# What you will do
Beneath this task is a listing. State how many of its lines include the string "orange", giving nothing but the number.

# Exercise data
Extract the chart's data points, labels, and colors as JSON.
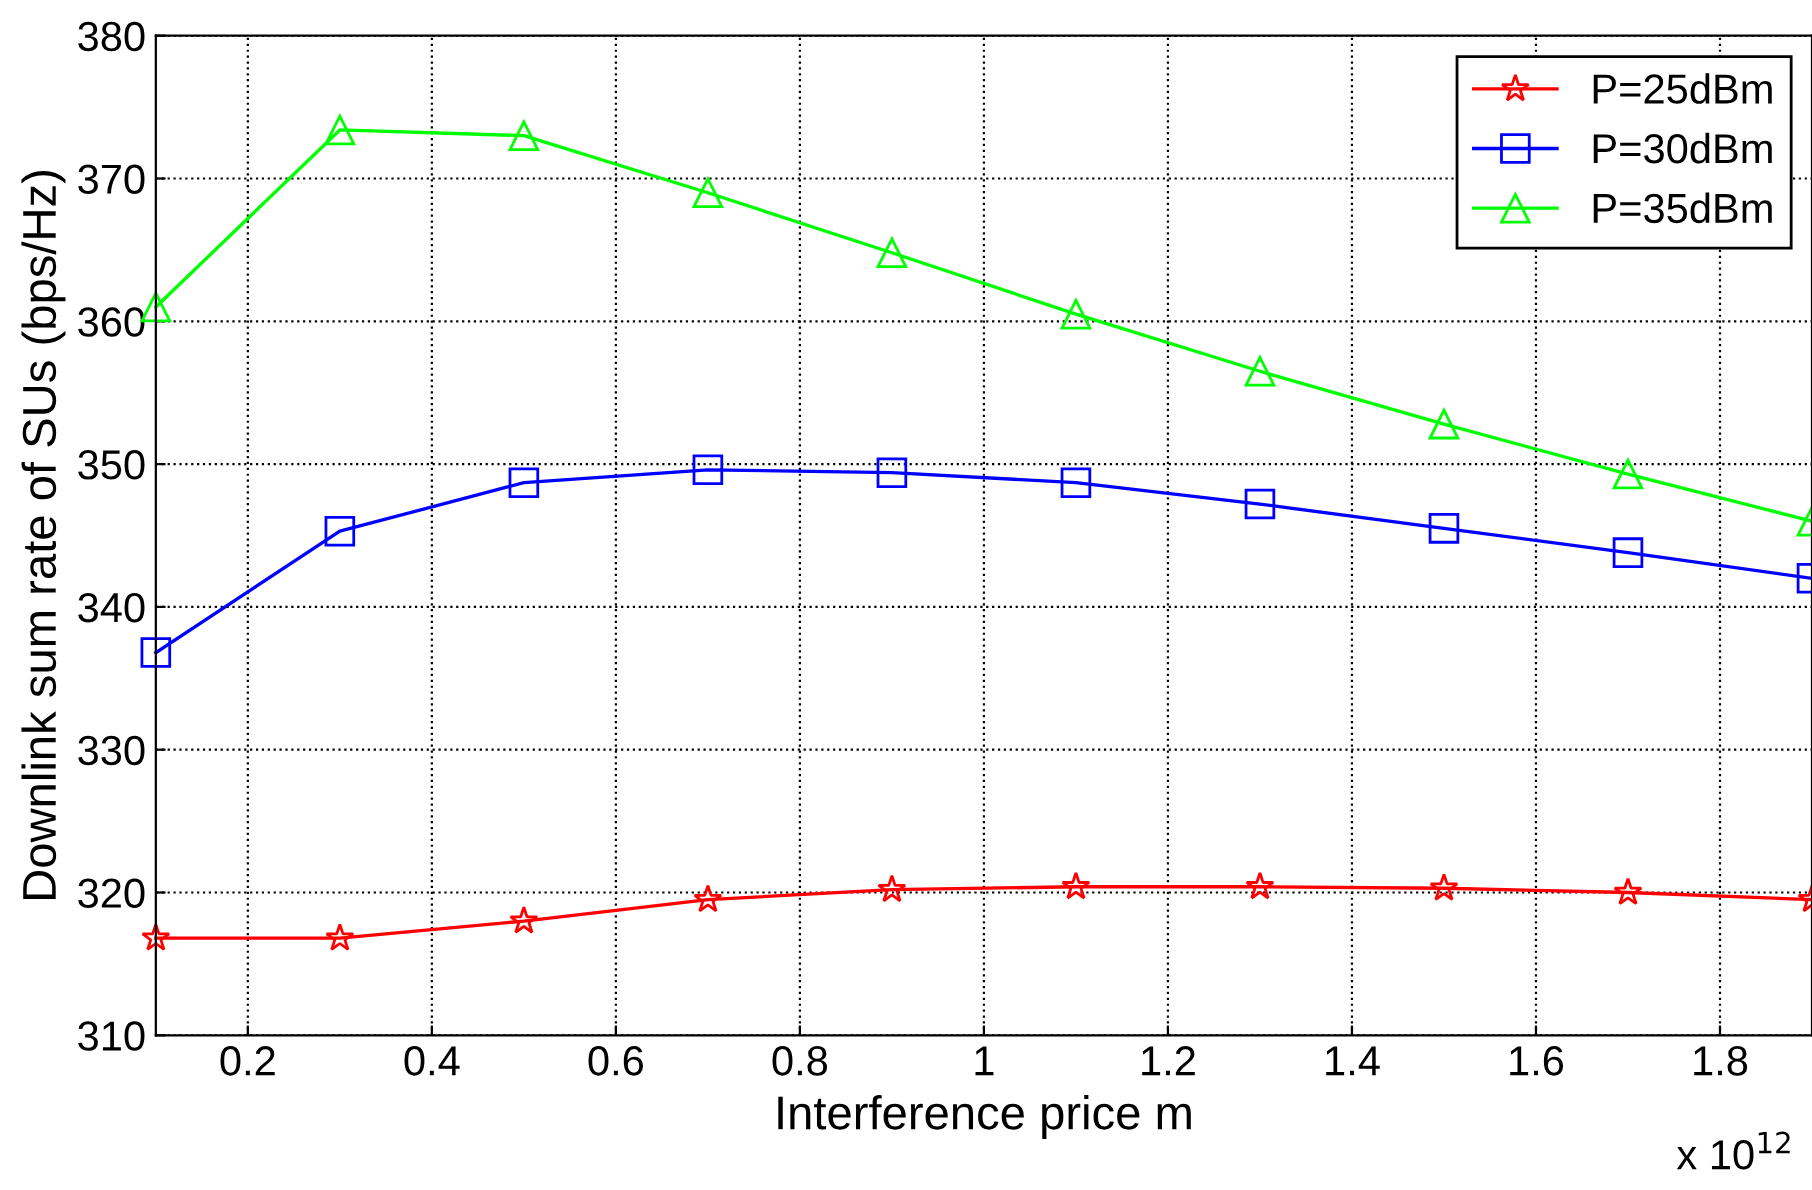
{
  "chart_data": {
    "type": "line",
    "xlabel": "Interference price m",
    "ylabel": "Downlink sum rate of SUs (bps/Hz)",
    "x": [
      0.1,
      0.3,
      0.5,
      0.7,
      0.9,
      1.1,
      1.3,
      1.5,
      1.7,
      1.9
    ],
    "series": [
      {
        "name": "P=25dBm",
        "color": "#ff0000",
        "marker": "star",
        "values": [
          316.8,
          316.8,
          318.0,
          319.5,
          320.2,
          320.4,
          320.4,
          320.3,
          320.0,
          319.5
        ]
      },
      {
        "name": "P=30dBm",
        "color": "#0000ff",
        "marker": "square",
        "values": [
          336.8,
          345.3,
          348.7,
          349.6,
          349.4,
          348.7,
          347.2,
          345.5,
          343.8,
          342.0
        ]
      },
      {
        "name": "P=35dBm",
        "color": "#00ff00",
        "marker": "triangle",
        "values": [
          361.0,
          373.4,
          373.0,
          369.0,
          364.8,
          360.5,
          356.5,
          352.8,
          349.3,
          346.0
        ]
      }
    ],
    "xlim": [
      0.1,
      1.9
    ],
    "xticks": [
      0.2,
      0.4,
      0.6,
      0.8,
      1,
      1.2,
      1.4,
      1.6,
      1.8
    ],
    "ylim": [
      310,
      380
    ],
    "yticks": [
      310,
      320,
      330,
      340,
      350,
      360,
      370,
      380
    ],
    "annotations": [
      "x 10$^{12}$"
    ],
    "grid": true,
    "legend": "top right",
    "line_style": "solid"
  }
}
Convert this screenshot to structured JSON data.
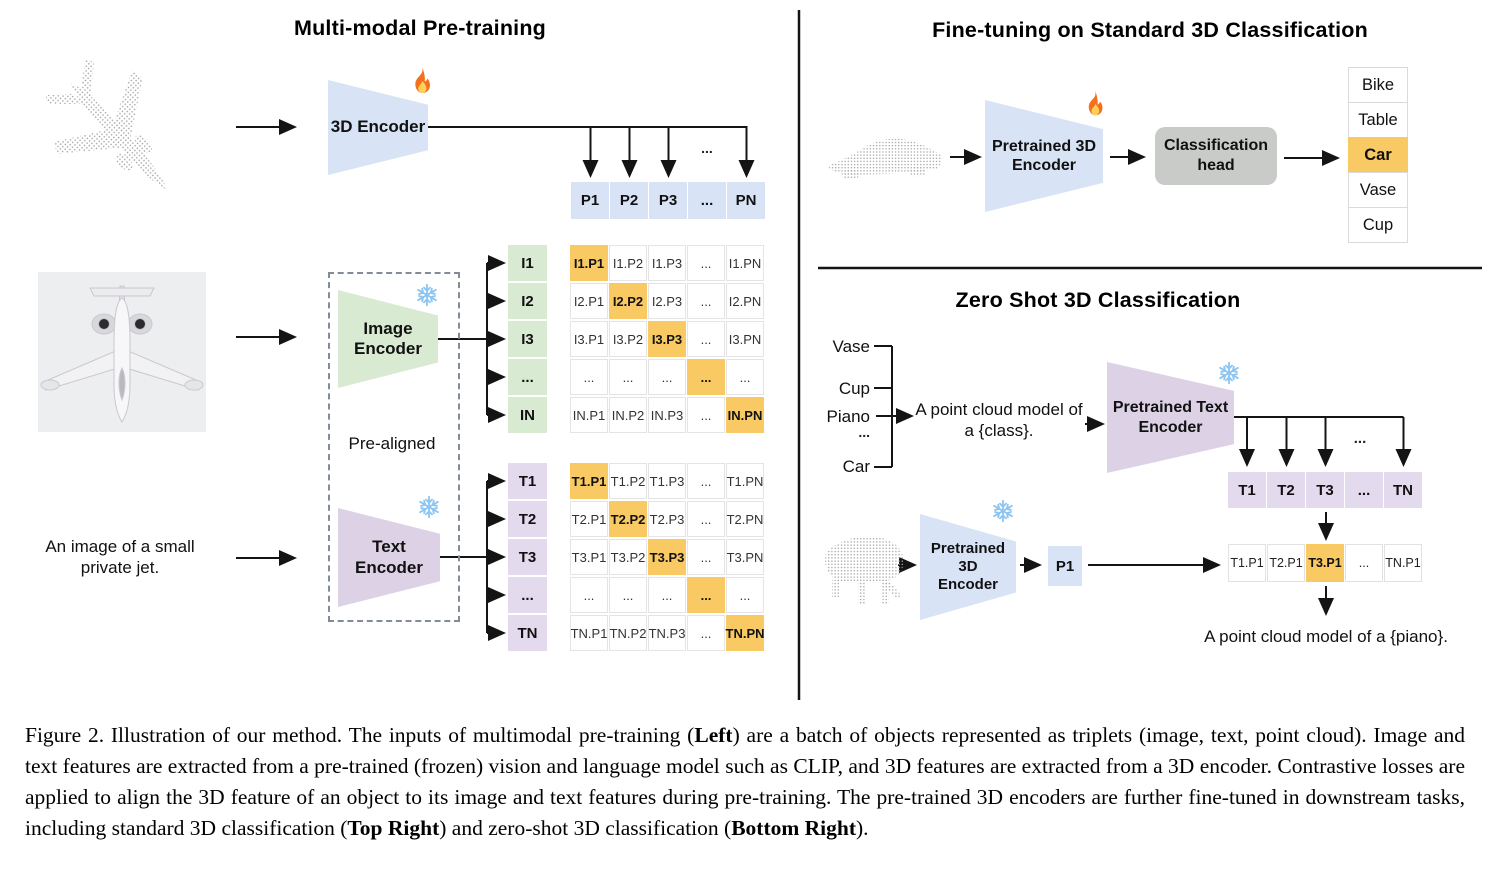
{
  "colors": {
    "blue": "#d9e3f6",
    "green": "#d9ead3",
    "purple": "#e4daee",
    "purple_deep": "#ddd1e6",
    "orange": "#f9ca63",
    "gray_head": "#c9cbc9"
  },
  "misc": {
    "dots": "..."
  },
  "left": {
    "title": "Multi-modal Pre-training",
    "encoder_3d_label": "3D Encoder",
    "image_encoder": [
      "Image",
      "Encoder"
    ],
    "text_encoder": [
      "Text",
      "Encoder"
    ],
    "pre_aligned": "Pre-aligned",
    "image_caption": "An image of a small private jet.",
    "p_row": [
      "P1",
      "P2",
      "P3",
      "...",
      "PN"
    ],
    "image_rows": [
      "I1",
      "I2",
      "I3",
      "...",
      "IN"
    ],
    "image_matrix": [
      [
        "I1.P1",
        "I1.P2",
        "I1.P3",
        "...",
        "I1.PN"
      ],
      [
        "I2.P1",
        "I2.P2",
        "I2.P3",
        "...",
        "I2.PN"
      ],
      [
        "I3.P1",
        "I3.P2",
        "I3.P3",
        "...",
        "I3.PN"
      ],
      [
        "...",
        "...",
        "...",
        "...",
        "..."
      ],
      [
        "IN.P1",
        "IN.P2",
        "IN.P3",
        "...",
        "IN.PN"
      ]
    ],
    "text_rows": [
      "T1",
      "T2",
      "T3",
      "...",
      "TN"
    ],
    "text_matrix": [
      [
        "T1.P1",
        "T1.P2",
        "T1.P3",
        "...",
        "T1.PN"
      ],
      [
        "T2.P1",
        "T2.P2",
        "T2.P3",
        "...",
        "T2.PN"
      ],
      [
        "T3.P1",
        "T3.P2",
        "T3.P3",
        "...",
        "T3.PN"
      ],
      [
        "...",
        "...",
        "...",
        "...",
        "..."
      ],
      [
        "TN.P1",
        "TN.P2",
        "TN.P3",
        "...",
        "TN.PN"
      ]
    ]
  },
  "top_right": {
    "title": "Fine-tuning on Standard 3D Classification",
    "encoder": [
      "Pretrained 3D",
      "Encoder"
    ],
    "head": [
      "Classification",
      "head"
    ],
    "classes": [
      "Bike",
      "Table",
      "Car",
      "Vase",
      "Cup"
    ],
    "highlight_index": 2
  },
  "bottom_right": {
    "title": "Zero Shot 3D Classification",
    "class_list": [
      "Vase",
      "Cup",
      "Piano",
      "...",
      "Car"
    ],
    "prompt": [
      "A point cloud model of",
      "a {class}."
    ],
    "text_encoder": [
      "Pretrained Text",
      "Encoder"
    ],
    "encoder_3d": [
      "Pretrained 3D",
      "Encoder"
    ],
    "p1": "P1",
    "t_row": [
      "T1",
      "T2",
      "T3",
      "...",
      "TN"
    ],
    "tp_row": [
      "T1.P1",
      "T2.P1",
      "T3.P1",
      "...",
      "TN.P1"
    ],
    "tp_highlight_index": 2,
    "result": "A point cloud model of a {piano}."
  },
  "caption": {
    "segments": [
      {
        "text": "Figure 2. Illustration of our method.  The inputs of multimodal pre-training (",
        "bold": false
      },
      {
        "text": "Left",
        "bold": true
      },
      {
        "text": ") are a batch of objects represented as triplets (image, text, point cloud).  Image and text features are extracted from a pre-trained (frozen) vision and language model such as CLIP, and 3D features are extracted from a 3D encoder.  Contrastive losses are applied to align the 3D feature of an object to its image and text features during pre-training.  The pre-trained 3D encoders are further fine-tuned in downstream tasks, including standard 3D classification (",
        "bold": false
      },
      {
        "text": "Top Right",
        "bold": true
      },
      {
        "text": ") and zero-shot 3D classification (",
        "bold": false
      },
      {
        "text": "Bottom Right",
        "bold": true
      },
      {
        "text": ").",
        "bold": false
      }
    ]
  }
}
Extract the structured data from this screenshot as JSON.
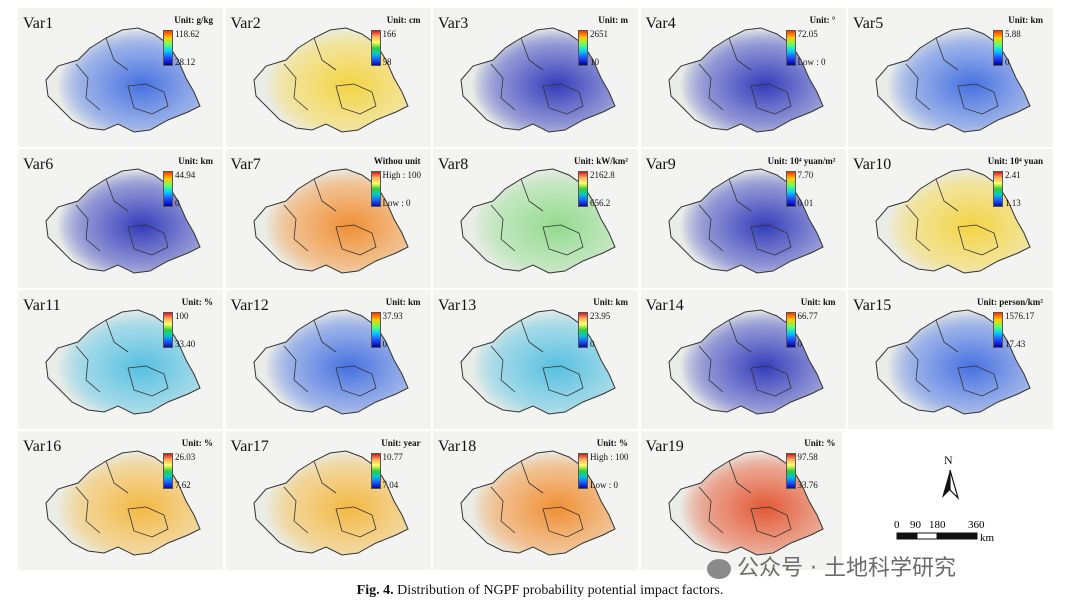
{
  "caption": {
    "label": "Fig. 4.",
    "text": "Distribution of NGPF probability potential impact factors."
  },
  "watermark": "公众号 · 土地科学研究",
  "compass": {
    "label": "N"
  },
  "scalebar": {
    "labels": [
      "0",
      "90",
      "180",
      "360"
    ],
    "unit": "km"
  },
  "panels": [
    {
      "name": "Var1",
      "unit": "Unit: g/kg",
      "high": "118.62",
      "low": "28.12",
      "theme": "blue"
    },
    {
      "name": "Var2",
      "unit": "Unit: cm",
      "high": "166",
      "low": "58",
      "theme": "yellow"
    },
    {
      "name": "Var3",
      "unit": "Unit: m",
      "high": "2651",
      "low": "10",
      "theme": "dark"
    },
    {
      "name": "Var4",
      "unit": "Unit: °",
      "high": "72.05",
      "low": "Low : 0",
      "theme": "dark"
    },
    {
      "name": "Var5",
      "unit": "Unit: km",
      "high": "5.88",
      "low": "0",
      "theme": "blue"
    },
    {
      "name": "Var6",
      "unit": "Unit: km",
      "high": "44.94",
      "low": "0",
      "theme": "dark"
    },
    {
      "name": "Var7",
      "unit": "Withou unit",
      "high": "High : 100",
      "low": "Low : 0",
      "theme": "orange"
    },
    {
      "name": "Var8",
      "unit": "Unit: kW/km²",
      "high": "2162.8",
      "low": "656.2",
      "theme": "green"
    },
    {
      "name": "Var9",
      "unit": "Unit: 10⁴ yuan/m²",
      "high": "7.70",
      "low": "0.01",
      "theme": "dark"
    },
    {
      "name": "Var10",
      "unit": "Unit: 10⁴ yuan",
      "high": "2.41",
      "low": "1.13",
      "theme": "yellow"
    },
    {
      "name": "Var11",
      "unit": "Unit: %",
      "high": "100",
      "low": "33.40",
      "theme": "cyan"
    },
    {
      "name": "Var12",
      "unit": "Unit: km",
      "high": "37.93",
      "low": "0",
      "theme": "blue"
    },
    {
      "name": "Var13",
      "unit": "Unit: km",
      "high": "23.95",
      "low": "0",
      "theme": "cyan"
    },
    {
      "name": "Var14",
      "unit": "Unit: km",
      "high": "66.77",
      "low": "0",
      "theme": "dark"
    },
    {
      "name": "Var15",
      "unit": "Unit: person/km²",
      "high": "1576.17",
      "low": "17.43",
      "theme": "blue"
    },
    {
      "name": "Var16",
      "unit": "Unit: %",
      "high": "26.03",
      "low": "7.62",
      "theme": "mixed"
    },
    {
      "name": "Var17",
      "unit": "Unit: year",
      "high": "10.77",
      "low": "7.04",
      "theme": "mixed"
    },
    {
      "name": "Var18",
      "unit": "Unit: %",
      "high": "High : 100",
      "low": "Low : 0",
      "theme": "orange"
    },
    {
      "name": "Var19",
      "unit": "Unit: %",
      "high": "97.58",
      "low": "33.76",
      "theme": "red"
    }
  ],
  "colors": {
    "dark": "#2a33b8",
    "blue": "#3d6ae0",
    "cyan": "#4dbde0",
    "yellow": "#f3d23a",
    "orange": "#f08a2a",
    "green": "#8ed98a",
    "red": "#e2502a",
    "mixed": "#f3b53a",
    "province_fill": "#e9ece6",
    "border": "#333333"
  }
}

# Solution to this task
4